• [GIVEN TASK] Switch "stat-row" to "stat-line" everywhere in the rows from the first one down through the row containing "sidebar-item-label: Results xyxy=(18,428,30,486)", and write those rows out again with nothing else changed.

Annotated element rows:
<<<<

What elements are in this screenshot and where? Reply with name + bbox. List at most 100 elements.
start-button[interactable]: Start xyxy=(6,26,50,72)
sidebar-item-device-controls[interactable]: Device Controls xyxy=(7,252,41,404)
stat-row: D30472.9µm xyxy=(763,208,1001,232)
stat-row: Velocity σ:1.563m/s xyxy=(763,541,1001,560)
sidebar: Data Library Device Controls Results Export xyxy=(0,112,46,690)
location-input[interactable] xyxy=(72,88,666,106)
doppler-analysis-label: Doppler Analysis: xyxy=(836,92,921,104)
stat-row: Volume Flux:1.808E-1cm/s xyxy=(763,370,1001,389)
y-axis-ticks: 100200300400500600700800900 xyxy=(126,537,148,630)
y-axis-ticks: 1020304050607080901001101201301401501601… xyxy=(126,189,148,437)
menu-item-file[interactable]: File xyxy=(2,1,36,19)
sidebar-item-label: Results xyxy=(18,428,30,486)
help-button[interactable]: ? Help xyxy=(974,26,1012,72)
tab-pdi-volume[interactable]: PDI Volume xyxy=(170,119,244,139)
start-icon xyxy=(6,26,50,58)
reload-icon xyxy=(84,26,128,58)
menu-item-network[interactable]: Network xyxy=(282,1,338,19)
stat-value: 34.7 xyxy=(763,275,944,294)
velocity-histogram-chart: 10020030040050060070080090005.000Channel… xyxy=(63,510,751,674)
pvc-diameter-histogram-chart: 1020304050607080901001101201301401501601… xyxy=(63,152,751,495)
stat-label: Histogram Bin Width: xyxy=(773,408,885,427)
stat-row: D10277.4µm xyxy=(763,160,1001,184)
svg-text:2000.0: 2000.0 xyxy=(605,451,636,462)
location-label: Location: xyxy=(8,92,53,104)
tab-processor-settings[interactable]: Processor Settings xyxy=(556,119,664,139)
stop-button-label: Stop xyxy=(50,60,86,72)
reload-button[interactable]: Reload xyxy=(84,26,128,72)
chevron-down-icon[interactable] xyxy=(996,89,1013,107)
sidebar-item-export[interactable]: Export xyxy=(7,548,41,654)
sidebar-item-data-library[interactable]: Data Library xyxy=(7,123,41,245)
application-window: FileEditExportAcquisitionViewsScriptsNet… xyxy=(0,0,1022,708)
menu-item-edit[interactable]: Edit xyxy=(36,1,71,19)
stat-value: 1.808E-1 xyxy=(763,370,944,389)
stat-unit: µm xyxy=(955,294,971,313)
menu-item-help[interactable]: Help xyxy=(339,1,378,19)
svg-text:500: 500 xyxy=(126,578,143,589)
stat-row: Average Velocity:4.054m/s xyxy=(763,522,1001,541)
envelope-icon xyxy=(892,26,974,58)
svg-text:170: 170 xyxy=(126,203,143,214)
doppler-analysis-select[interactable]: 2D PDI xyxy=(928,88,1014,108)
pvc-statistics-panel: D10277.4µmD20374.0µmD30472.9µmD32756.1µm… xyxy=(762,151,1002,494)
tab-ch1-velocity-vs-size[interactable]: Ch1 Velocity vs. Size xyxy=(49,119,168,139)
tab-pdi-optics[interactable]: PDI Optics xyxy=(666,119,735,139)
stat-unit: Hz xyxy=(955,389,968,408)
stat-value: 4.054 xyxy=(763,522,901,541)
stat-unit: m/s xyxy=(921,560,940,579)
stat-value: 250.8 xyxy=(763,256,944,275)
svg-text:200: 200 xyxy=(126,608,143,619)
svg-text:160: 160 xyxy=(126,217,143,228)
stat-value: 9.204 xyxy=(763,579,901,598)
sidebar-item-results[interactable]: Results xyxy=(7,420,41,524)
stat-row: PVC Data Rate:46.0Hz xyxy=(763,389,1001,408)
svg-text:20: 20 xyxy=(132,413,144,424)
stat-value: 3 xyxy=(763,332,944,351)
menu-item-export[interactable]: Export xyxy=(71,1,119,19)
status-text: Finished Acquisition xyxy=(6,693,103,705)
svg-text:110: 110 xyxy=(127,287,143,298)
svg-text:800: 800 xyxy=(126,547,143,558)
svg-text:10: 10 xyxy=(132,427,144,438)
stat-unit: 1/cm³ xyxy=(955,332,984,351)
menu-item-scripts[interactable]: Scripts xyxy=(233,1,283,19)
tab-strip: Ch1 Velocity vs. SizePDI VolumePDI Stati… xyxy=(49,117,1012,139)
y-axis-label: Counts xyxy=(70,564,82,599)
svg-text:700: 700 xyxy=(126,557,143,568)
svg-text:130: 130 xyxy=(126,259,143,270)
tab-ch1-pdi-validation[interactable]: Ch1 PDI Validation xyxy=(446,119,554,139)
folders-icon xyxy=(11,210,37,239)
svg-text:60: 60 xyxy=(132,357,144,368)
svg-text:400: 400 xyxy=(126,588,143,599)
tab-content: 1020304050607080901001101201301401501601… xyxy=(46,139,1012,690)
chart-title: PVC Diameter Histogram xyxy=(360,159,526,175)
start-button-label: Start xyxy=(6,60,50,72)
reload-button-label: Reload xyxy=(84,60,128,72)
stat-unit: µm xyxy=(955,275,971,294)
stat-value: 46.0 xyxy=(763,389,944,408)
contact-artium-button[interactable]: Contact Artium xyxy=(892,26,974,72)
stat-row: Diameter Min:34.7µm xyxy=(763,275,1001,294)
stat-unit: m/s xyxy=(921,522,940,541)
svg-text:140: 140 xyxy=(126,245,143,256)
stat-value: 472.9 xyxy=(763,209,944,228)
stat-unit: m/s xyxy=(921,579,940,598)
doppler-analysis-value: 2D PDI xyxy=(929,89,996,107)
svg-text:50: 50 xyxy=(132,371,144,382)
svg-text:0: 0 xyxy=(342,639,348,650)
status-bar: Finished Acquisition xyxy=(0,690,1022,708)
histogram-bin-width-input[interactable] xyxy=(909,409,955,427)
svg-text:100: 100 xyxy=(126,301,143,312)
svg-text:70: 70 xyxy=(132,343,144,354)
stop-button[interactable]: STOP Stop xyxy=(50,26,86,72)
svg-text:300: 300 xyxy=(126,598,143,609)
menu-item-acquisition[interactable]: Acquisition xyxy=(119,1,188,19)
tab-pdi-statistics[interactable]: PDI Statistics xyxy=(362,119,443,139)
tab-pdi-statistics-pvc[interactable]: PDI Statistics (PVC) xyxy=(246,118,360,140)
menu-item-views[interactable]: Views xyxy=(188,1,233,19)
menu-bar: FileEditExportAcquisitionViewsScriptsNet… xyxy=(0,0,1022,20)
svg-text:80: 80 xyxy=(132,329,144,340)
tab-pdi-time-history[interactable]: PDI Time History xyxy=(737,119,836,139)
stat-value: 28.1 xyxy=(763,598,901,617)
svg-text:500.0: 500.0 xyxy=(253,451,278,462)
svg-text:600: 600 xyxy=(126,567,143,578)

>>>>

• [SOLUTION]
What elements are in this screenshot and where? Reply with name + bbox. List at most 100 elements.
start-button[interactable]: Start xyxy=(6,26,50,72)
sidebar-item-device-controls[interactable]: Device Controls xyxy=(7,252,41,404)
stat-line: D30472.9µm xyxy=(763,208,1001,232)
stat-line: Velocity σ:1.563m/s xyxy=(763,541,1001,560)
sidebar: Data Library Device Controls Results Export xyxy=(0,112,46,690)
location-input[interactable] xyxy=(72,88,666,106)
doppler-analysis-label: Doppler Analysis: xyxy=(836,92,921,104)
stat-line: Volume Flux:1.808E-1cm/s xyxy=(763,370,1001,389)
y-axis-ticks: 100200300400500600700800900 xyxy=(126,537,148,630)
y-axis-ticks: 1020304050607080901001101201301401501601… xyxy=(126,189,148,437)
menu-item-file[interactable]: File xyxy=(2,1,36,19)
sidebar-item-label: Results xyxy=(18,428,30,486)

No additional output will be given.